* **Task input**:
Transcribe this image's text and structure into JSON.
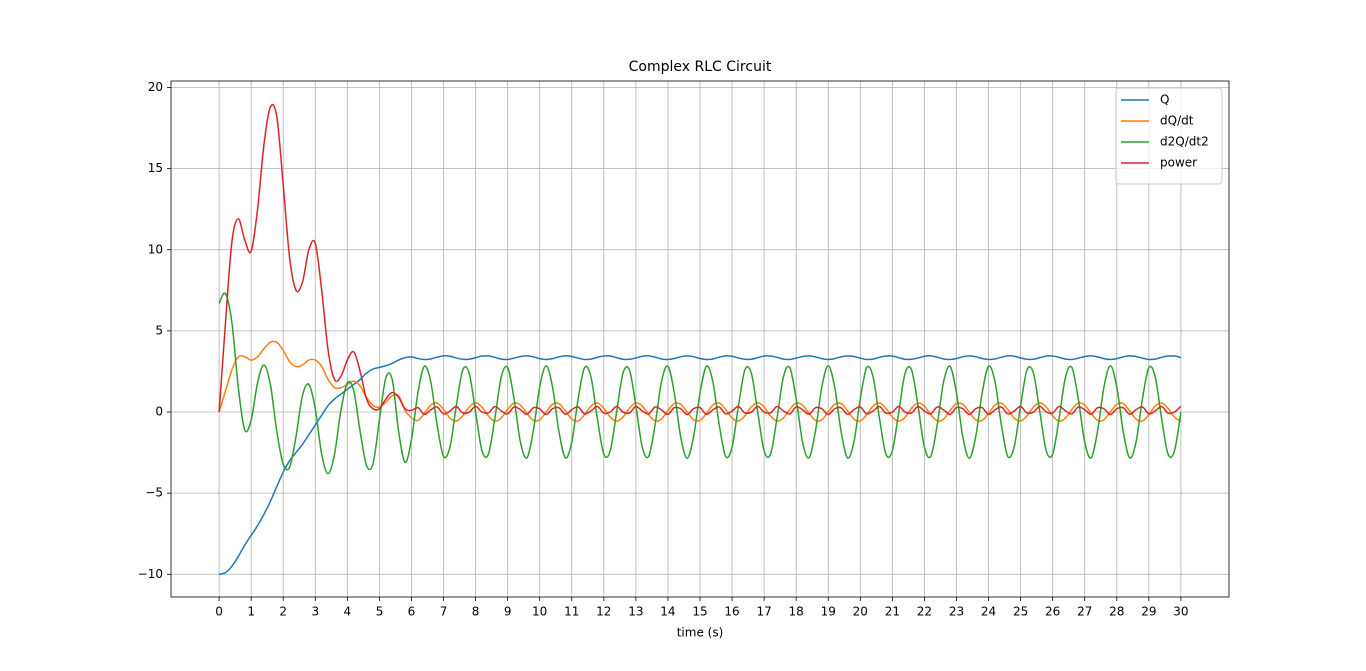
{
  "chart_data": {
    "type": "line",
    "title": "Complex RLC Circuit",
    "xlabel": "time (s)",
    "x": [
      0,
      0.2,
      0.4,
      0.6,
      0.8,
      1,
      1.2,
      1.4,
      1.6,
      1.8,
      2,
      2.2,
      2.4,
      2.6,
      2.8,
      3,
      3.2,
      3.4,
      3.6,
      3.8,
      4,
      4.2,
      4.4,
      4.6,
      4.8,
      5,
      5.2,
      5.4,
      5.6,
      5.8,
      6,
      6.2,
      6.4,
      6.6,
      6.8,
      7,
      7.2,
      7.4,
      7.6,
      7.8,
      8,
      8.2,
      8.4,
      8.6,
      8.8,
      9,
      9.2,
      9.4,
      9.6,
      9.8,
      10,
      10.2,
      10.4,
      10.6,
      10.8,
      11,
      11.2,
      11.4,
      11.6,
      11.8,
      12,
      12.2,
      12.4,
      12.6,
      12.8,
      13,
      13.2,
      13.4,
      13.6,
      13.8,
      14,
      14.2,
      14.4,
      14.6,
      14.8,
      15,
      15.2,
      15.4,
      15.6,
      15.8,
      16,
      16.2,
      16.4,
      16.6,
      16.8,
      17,
      17.2,
      17.4,
      17.6,
      17.8,
      18,
      18.2,
      18.4,
      18.6,
      18.8,
      19,
      19.2,
      19.4,
      19.6,
      19.8,
      20,
      20.2,
      20.4,
      20.6,
      20.8,
      21,
      21.2,
      21.4,
      21.6,
      21.8,
      22,
      22.2,
      22.4,
      22.6,
      22.8,
      23,
      23.2,
      23.4,
      23.6,
      23.8,
      24,
      24.2,
      24.4,
      24.6,
      24.8,
      25,
      25.2,
      25.4,
      25.6,
      25.8,
      26,
      26.2,
      26.4,
      26.6,
      26.8,
      27,
      27.2,
      27.4,
      27.6,
      27.8,
      28,
      28.2,
      28.4,
      28.6,
      28.8,
      29,
      29.2,
      29.4,
      29.6,
      29.8,
      30
    ],
    "series": [
      {
        "name": "Q",
        "color": "#1f77b4",
        "values": [
          -10,
          -9.9,
          -9.5,
          -8.9,
          -8.2,
          -7.6,
          -7.0,
          -6.3,
          -5.5,
          -4.6,
          -3.7,
          -3.0,
          -2.5,
          -2.0,
          -1.4,
          -0.8,
          -0.2,
          0.4,
          0.8,
          1.1,
          1.4,
          1.7,
          2.0,
          2.4,
          2.65,
          2.75,
          2.85,
          3.0,
          3.2,
          3.35,
          3.4,
          3.3,
          3.24,
          3.27,
          3.38,
          3.46,
          3.44,
          3.33,
          3.25,
          3.25,
          3.35,
          3.45,
          3.45,
          3.37,
          3.26,
          3.24,
          3.32,
          3.42,
          3.46,
          3.4,
          3.29,
          3.24,
          3.29,
          3.4,
          3.46,
          3.42,
          3.32,
          3.24,
          3.26,
          3.37,
          3.45,
          3.45,
          3.35,
          3.25,
          3.25,
          3.33,
          3.44,
          3.46,
          3.38,
          3.27,
          3.24,
          3.3,
          3.41,
          3.46,
          3.41,
          3.3,
          3.24,
          3.27,
          3.38,
          3.46,
          3.44,
          3.33,
          3.25,
          3.25,
          3.35,
          3.45,
          3.45,
          3.37,
          3.26,
          3.24,
          3.32,
          3.42,
          3.46,
          3.4,
          3.29,
          3.24,
          3.29,
          3.4,
          3.46,
          3.42,
          3.32,
          3.24,
          3.26,
          3.37,
          3.45,
          3.45,
          3.35,
          3.25,
          3.25,
          3.33,
          3.44,
          3.46,
          3.38,
          3.27,
          3.24,
          3.3,
          3.41,
          3.46,
          3.41,
          3.3,
          3.24,
          3.27,
          3.38,
          3.46,
          3.44,
          3.33,
          3.25,
          3.25,
          3.35,
          3.45,
          3.45,
          3.37,
          3.26,
          3.24,
          3.32,
          3.42,
          3.46,
          3.4,
          3.29,
          3.24,
          3.29,
          3.4,
          3.46,
          3.42,
          3.32,
          3.24,
          3.26,
          3.37,
          3.45,
          3.45,
          3.35
        ]
      },
      {
        "name": "dQ/dt",
        "color": "#ff7f0e",
        "values": [
          0,
          1.3,
          2.6,
          3.4,
          3.4,
          3.2,
          3.4,
          3.9,
          4.3,
          4.3,
          3.8,
          3.1,
          2.8,
          2.9,
          3.2,
          3.2,
          2.8,
          2.0,
          1.5,
          1.5,
          1.7,
          1.9,
          1.6,
          0.9,
          0.4,
          0.3,
          0.6,
          1.0,
          1.0,
          0.1,
          -0.35,
          -0.52,
          -0.09,
          0.43,
          0.55,
          0.16,
          -0.37,
          -0.56,
          -0.24,
          0.31,
          0.57,
          0.31,
          -0.24,
          -0.56,
          -0.37,
          0.16,
          0.55,
          0.43,
          -0.08,
          -0.52,
          -0.48,
          0,
          0.48,
          0.52,
          0.08,
          -0.43,
          -0.55,
          -0.16,
          0.37,
          0.56,
          0.23,
          -0.31,
          -0.57,
          -0.31,
          0.24,
          0.56,
          0.37,
          -0.16,
          -0.55,
          -0.43,
          0.09,
          0.52,
          0.48,
          0,
          -0.48,
          -0.52,
          -0.09,
          0.43,
          0.55,
          0.16,
          -0.37,
          -0.56,
          -0.24,
          0.31,
          0.57,
          0.31,
          -0.24,
          -0.56,
          -0.37,
          0.16,
          0.55,
          0.43,
          -0.08,
          -0.52,
          -0.48,
          0,
          0.48,
          0.52,
          0.08,
          -0.43,
          -0.55,
          -0.16,
          0.37,
          0.56,
          0.23,
          -0.31,
          -0.57,
          -0.31,
          0.24,
          0.56,
          0.37,
          -0.16,
          -0.55,
          -0.43,
          0.09,
          0.52,
          0.48,
          0,
          -0.48,
          -0.52,
          -0.09,
          0.43,
          0.55,
          0.16,
          -0.37,
          -0.56,
          -0.24,
          0.31,
          0.57,
          0.31,
          -0.24,
          -0.56,
          -0.37,
          0.16,
          0.55,
          0.43,
          -0.08,
          -0.52,
          -0.48,
          0,
          0.48,
          0.52,
          0.08,
          -0.43,
          -0.55,
          -0.16,
          0.37,
          0.56,
          0.23,
          -0.31,
          -0.57
        ]
      },
      {
        "name": "d2Q/dt2",
        "color": "#2ca02c",
        "values": [
          6.7,
          7.3,
          5.5,
          1.5,
          -1.1,
          -0.5,
          1.8,
          2.9,
          1.7,
          -1.2,
          -3.2,
          -3.4,
          -1.5,
          1.0,
          1.7,
          0.2,
          -2.6,
          -3.8,
          -2.6,
          0.1,
          1.8,
          1.3,
          -1.2,
          -3.3,
          -3.2,
          -0.5,
          2.1,
          2.0,
          -1.2,
          -3.1,
          -1.7,
          1.16,
          2.82,
          1.88,
          -0.79,
          -2.73,
          -2.16,
          0.39,
          2.59,
          2.4,
          0.01,
          -2.39,
          -2.6,
          -0.41,
          2.15,
          2.74,
          0.81,
          -1.86,
          -2.82,
          -1.18,
          1.54,
          2.85,
          1.54,
          -1.19,
          -2.82,
          -1.86,
          0.81,
          2.74,
          2.15,
          -0.42,
          -2.6,
          -2.39,
          0.01,
          2.41,
          2.59,
          0.39,
          -2.17,
          -2.73,
          -0.78,
          1.88,
          2.82,
          1.16,
          -1.56,
          -2.85,
          -1.52,
          1.16,
          2.82,
          1.88,
          -0.79,
          -2.73,
          -2.16,
          0.39,
          2.59,
          2.4,
          0.01,
          -2.39,
          -2.6,
          -0.41,
          2.15,
          2.74,
          0.81,
          -1.86,
          -2.82,
          -1.18,
          1.54,
          2.85,
          1.54,
          -1.19,
          -2.82,
          -1.86,
          0.81,
          2.74,
          2.15,
          -0.42,
          -2.6,
          -2.39,
          0.01,
          2.41,
          2.59,
          0.39,
          -2.17,
          -2.73,
          -0.78,
          1.88,
          2.82,
          1.16,
          -1.56,
          -2.85,
          -1.52,
          1.16,
          2.82,
          1.88,
          -0.79,
          -2.73,
          -2.16,
          0.39,
          2.59,
          2.4,
          0.01,
          -2.39,
          -2.6,
          -0.41,
          2.15,
          2.74,
          0.81,
          -1.86,
          -2.82,
          -1.18,
          1.54,
          2.85,
          1.54,
          -1.19,
          -2.82,
          -1.86,
          0.81,
          2.74,
          2.15,
          -0.42,
          -2.6,
          -2.39,
          0.01
        ]
      },
      {
        "name": "power",
        "color": "#d62728",
        "values": [
          0,
          5.5,
          10.5,
          11.9,
          10.6,
          9.9,
          12.5,
          16.5,
          18.8,
          18.2,
          14.0,
          9.5,
          7.5,
          8.0,
          10.0,
          10.4,
          7.5,
          3.8,
          2.0,
          2.2,
          3.2,
          3.7,
          2.5,
          0.8,
          0.2,
          0.2,
          0.8,
          1.2,
          0.9,
          0.2,
          0.1,
          0.27,
          -0.14,
          0.13,
          0.31,
          -0.11,
          0.06,
          0.34,
          -0.06,
          -0.01,
          0.35,
          0.0,
          -0.06,
          0.34,
          0.07,
          -0.11,
          0.31,
          0.14,
          -0.14,
          0.26,
          0.2,
          -0.15,
          0.2,
          0.26,
          -0.14,
          0.14,
          0.31,
          -0.11,
          0.07,
          0.34,
          -0.07,
          0.0,
          0.35,
          -0.01,
          -0.06,
          0.34,
          0.06,
          -0.11,
          0.31,
          0.13,
          -0.14,
          0.27,
          0.2,
          -0.15,
          0.21,
          0.27,
          -0.14,
          0.13,
          0.31,
          -0.11,
          0.06,
          0.34,
          -0.06,
          -0.01,
          0.35,
          0.0,
          -0.06,
          0.34,
          0.07,
          -0.11,
          0.31,
          0.14,
          -0.14,
          0.26,
          0.2,
          -0.15,
          0.2,
          0.26,
          -0.14,
          0.14,
          0.31,
          -0.11,
          0.07,
          0.34,
          -0.07,
          0.0,
          0.35,
          -0.01,
          -0.06,
          0.34,
          0.06,
          -0.11,
          0.31,
          0.13,
          -0.14,
          0.27,
          0.2,
          -0.15,
          0.21,
          0.27,
          -0.14,
          0.13,
          0.31,
          -0.11,
          0.06,
          0.34,
          -0.06,
          -0.01,
          0.35,
          0.0,
          -0.06,
          0.34,
          0.07,
          -0.11,
          0.31,
          0.14,
          -0.14,
          0.26,
          0.2,
          -0.15,
          0.2,
          0.26,
          -0.14,
          0.14,
          0.31,
          -0.11,
          0.07,
          0.34,
          -0.07,
          0.0,
          0.35
        ]
      }
    ],
    "xlim": [
      -1.5,
      31.5
    ],
    "xticks": [
      0,
      1,
      2,
      3,
      4,
      5,
      6,
      7,
      8,
      9,
      10,
      11,
      12,
      13,
      14,
      15,
      16,
      17,
      18,
      19,
      20,
      21,
      22,
      23,
      24,
      25,
      26,
      27,
      28,
      29,
      30
    ],
    "ylim": [
      -11.4,
      20.4
    ],
    "yticks": [
      {
        "value": -10,
        "label": "−10"
      },
      {
        "value": -5,
        "label": "−5"
      },
      0,
      5,
      10,
      15,
      20
    ],
    "grid": true,
    "legend": "upper right"
  }
}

* **Brief**: Extract from the material all lines containing the string "color".

* **Answer to the task**:
        "color": "#1f77b4",
        "color": "#ff7f0e",
        "color": "#2ca02c",
        "color": "#d62728",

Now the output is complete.